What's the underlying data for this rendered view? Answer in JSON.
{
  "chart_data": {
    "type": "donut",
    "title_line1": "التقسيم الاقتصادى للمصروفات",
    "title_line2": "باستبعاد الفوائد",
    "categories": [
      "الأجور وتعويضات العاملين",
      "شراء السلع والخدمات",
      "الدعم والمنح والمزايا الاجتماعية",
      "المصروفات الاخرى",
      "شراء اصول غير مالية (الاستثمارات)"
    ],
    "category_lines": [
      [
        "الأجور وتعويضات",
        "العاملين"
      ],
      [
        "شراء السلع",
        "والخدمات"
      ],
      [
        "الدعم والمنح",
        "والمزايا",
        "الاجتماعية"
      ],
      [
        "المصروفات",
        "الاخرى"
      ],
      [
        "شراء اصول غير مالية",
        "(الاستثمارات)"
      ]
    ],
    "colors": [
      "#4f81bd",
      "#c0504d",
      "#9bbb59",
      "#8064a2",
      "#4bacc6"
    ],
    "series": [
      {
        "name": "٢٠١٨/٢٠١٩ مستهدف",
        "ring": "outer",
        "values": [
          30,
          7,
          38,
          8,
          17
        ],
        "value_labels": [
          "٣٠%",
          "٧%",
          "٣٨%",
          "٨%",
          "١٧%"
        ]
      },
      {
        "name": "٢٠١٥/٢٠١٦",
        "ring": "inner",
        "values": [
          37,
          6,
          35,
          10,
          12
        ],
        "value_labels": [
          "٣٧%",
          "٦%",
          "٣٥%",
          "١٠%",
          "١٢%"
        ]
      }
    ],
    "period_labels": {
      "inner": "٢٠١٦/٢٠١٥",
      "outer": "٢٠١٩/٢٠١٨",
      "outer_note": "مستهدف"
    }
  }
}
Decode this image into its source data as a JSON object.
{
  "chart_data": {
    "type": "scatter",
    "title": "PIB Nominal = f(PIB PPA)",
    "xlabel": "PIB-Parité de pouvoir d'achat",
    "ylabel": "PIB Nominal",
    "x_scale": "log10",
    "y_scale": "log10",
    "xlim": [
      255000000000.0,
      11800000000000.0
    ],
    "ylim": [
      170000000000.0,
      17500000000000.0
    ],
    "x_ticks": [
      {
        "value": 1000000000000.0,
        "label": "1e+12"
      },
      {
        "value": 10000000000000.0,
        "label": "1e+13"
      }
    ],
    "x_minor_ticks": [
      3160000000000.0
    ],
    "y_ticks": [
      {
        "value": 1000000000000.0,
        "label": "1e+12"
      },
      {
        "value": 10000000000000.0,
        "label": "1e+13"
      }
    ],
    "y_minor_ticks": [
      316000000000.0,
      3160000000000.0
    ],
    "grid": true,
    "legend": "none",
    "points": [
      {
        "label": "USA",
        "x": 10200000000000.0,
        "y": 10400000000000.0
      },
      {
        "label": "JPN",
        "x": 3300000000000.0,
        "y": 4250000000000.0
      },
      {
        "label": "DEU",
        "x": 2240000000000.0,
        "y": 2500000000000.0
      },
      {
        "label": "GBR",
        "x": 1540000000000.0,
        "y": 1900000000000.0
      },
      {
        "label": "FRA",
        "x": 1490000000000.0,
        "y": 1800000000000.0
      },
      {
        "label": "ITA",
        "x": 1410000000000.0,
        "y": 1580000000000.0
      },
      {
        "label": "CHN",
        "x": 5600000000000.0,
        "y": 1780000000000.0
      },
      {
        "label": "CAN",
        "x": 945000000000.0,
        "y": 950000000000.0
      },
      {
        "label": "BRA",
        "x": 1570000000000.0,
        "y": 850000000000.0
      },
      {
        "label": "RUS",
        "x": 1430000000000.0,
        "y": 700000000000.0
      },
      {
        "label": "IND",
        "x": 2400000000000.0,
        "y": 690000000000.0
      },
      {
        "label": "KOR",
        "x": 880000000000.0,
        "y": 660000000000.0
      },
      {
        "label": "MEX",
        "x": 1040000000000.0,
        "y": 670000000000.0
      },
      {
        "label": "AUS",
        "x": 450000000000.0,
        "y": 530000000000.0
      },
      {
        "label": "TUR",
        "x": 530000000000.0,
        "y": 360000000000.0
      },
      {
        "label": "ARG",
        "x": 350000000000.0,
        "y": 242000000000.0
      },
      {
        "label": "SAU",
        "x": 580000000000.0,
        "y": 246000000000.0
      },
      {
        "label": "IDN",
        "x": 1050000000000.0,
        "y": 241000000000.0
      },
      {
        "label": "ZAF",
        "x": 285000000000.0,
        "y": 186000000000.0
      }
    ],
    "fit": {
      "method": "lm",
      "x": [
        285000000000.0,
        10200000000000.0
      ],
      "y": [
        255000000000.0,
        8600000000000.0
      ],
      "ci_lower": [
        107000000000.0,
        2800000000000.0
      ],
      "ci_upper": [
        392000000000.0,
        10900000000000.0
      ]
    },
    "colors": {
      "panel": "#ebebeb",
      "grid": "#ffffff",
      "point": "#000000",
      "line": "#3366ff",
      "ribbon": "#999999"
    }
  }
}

————————

**Stated exercise**. Print all of the data exactly as it was given.

**The solution**.
What's the underlying data for this rendered view? Answer in JSON.
{
  "chart_data": {
    "type": "donut",
    "title_line1": "التقسيم الاقتصادى للمصروفات",
    "title_line2": "باستبعاد الفوائد",
    "categories": [
      "الأجور وتعويضات العاملين",
      "شراء السلع والخدمات",
      "الدعم والمنح والمزايا الاجتماعية",
      "المصروفات الاخرى",
      "شراء اصول غير مالية (الاستثمارات)"
    ],
    "category_lines": [
      [
        "الأجور وتعويضات",
        "العاملين"
      ],
      [
        "شراء السلع",
        "والخدمات"
      ],
      [
        "الدعم والمنح",
        "والمزايا",
        "الاجتماعية"
      ],
      [
        "المصروفات",
        "الاخرى"
      ],
      [
        "شراء اصول غير مالية",
        "(الاستثمارات)"
      ]
    ],
    "colors": [
      "#4f81bd",
      "#c0504d",
      "#9bbb59",
      "#8064a2",
      "#4bacc6"
    ],
    "series": [
      {
        "name": "٢٠١٨/٢٠١٩ مستهدف",
        "ring": "outer",
        "values": [
          30,
          7,
          38,
          8,
          17
        ],
        "value_labels": [
          "٣٠%",
          "٧%",
          "٣٨%",
          "٨%",
          "١٧%"
        ]
      },
      {
        "name": "٢٠١٥/٢٠١٦",
        "ring": "inner",
        "values": [
          37,
          6,
          35,
          10,
          12
        ],
        "value_labels": [
          "٣٧%",
          "٦%",
          "٣٥%",
          "١٠%",
          "١٢%"
        ]
      }
    ],
    "period_labels": {
      "inner": "٢٠١٦/٢٠١٥",
      "outer": "٢٠١٩/٢٠١٨",
      "outer_note": "مستهدف"
    }
  }
}
Decode this image into its source data as a JSON object.
{
  "chart_data": {
    "type": "scatter",
    "title": "PIB Nominal = f(PIB PPA)",
    "xlabel": "PIB-Parité de pouvoir d'achat",
    "ylabel": "PIB Nominal",
    "x_scale": "log10",
    "y_scale": "log10",
    "xlim": [
      255000000000.0,
      11800000000000.0
    ],
    "ylim": [
      170000000000.0,
      17500000000000.0
    ],
    "x_ticks": [
      {
        "value": 1000000000000.0,
        "label": "1e+12"
      },
      {
        "value": 10000000000000.0,
        "label": "1e+13"
      }
    ],
    "x_minor_ticks": [
      3160000000000.0
    ],
    "y_ticks": [
      {
        "value": 1000000000000.0,
        "label": "1e+12"
      },
      {
        "value": 10000000000000.0,
        "label": "1e+13"
      }
    ],
    "y_minor_ticks": [
      316000000000.0,
      3160000000000.0
    ],
    "grid": true,
    "legend": "none",
    "points": [
      {
        "label": "USA",
        "x": 10200000000000.0,
        "y": 10400000000000.0
      },
      {
        "label": "JPN",
        "x": 3300000000000.0,
        "y": 4250000000000.0
      },
      {
        "label": "DEU",
        "x": 2240000000000.0,
        "y": 2500000000000.0
      },
      {
        "label": "GBR",
        "x": 1540000000000.0,
        "y": 1900000000000.0
      },
      {
        "label": "FRA",
        "x": 1490000000000.0,
        "y": 1800000000000.0
      },
      {
        "label": "ITA",
        "x": 1410000000000.0,
        "y": 1580000000000.0
      },
      {
        "label": "CHN",
        "x": 5600000000000.0,
        "y": 1780000000000.0
      },
      {
        "label": "CAN",
        "x": 945000000000.0,
        "y": 950000000000.0
      },
      {
        "label": "BRA",
        "x": 1570000000000.0,
        "y": 850000000000.0
      },
      {
        "label": "RUS",
        "x": 1430000000000.0,
        "y": 700000000000.0
      },
      {
        "label": "IND",
        "x": 2400000000000.0,
        "y": 690000000000.0
      },
      {
        "label": "KOR",
        "x": 880000000000.0,
        "y": 660000000000.0
      },
      {
        "label": "MEX",
        "x": 1040000000000.0,
        "y": 670000000000.0
      },
      {
        "label": "AUS",
        "x": 450000000000.0,
        "y": 530000000000.0
      },
      {
        "label": "TUR",
        "x": 530000000000.0,
        "y": 360000000000.0
      },
      {
        "label": "ARG",
        "x": 350000000000.0,
        "y": 242000000000.0
      },
      {
        "label": "SAU",
        "x": 580000000000.0,
        "y": 246000000000.0
      },
      {
        "label": "IDN",
        "x": 1050000000000.0,
        "y": 241000000000.0
      },
      {
        "label": "ZAF",
        "x": 285000000000.0,
        "y": 186000000000.0
      }
    ],
    "fit": {
      "method": "lm",
      "x": [
        285000000000.0,
        10200000000000.0
      ],
      "y": [
        255000000000.0,
        8600000000000.0
      ],
      "ci_lower": [
        107000000000.0,
        2800000000000.0
      ],
      "ci_upper": [
        392000000000.0,
        10900000000000.0
      ]
    },
    "colors": {
      "panel": "#ebebeb",
      "grid": "#ffffff",
      "point": "#000000",
      "line": "#3366ff",
      "ribbon": "#999999"
    }
  }
}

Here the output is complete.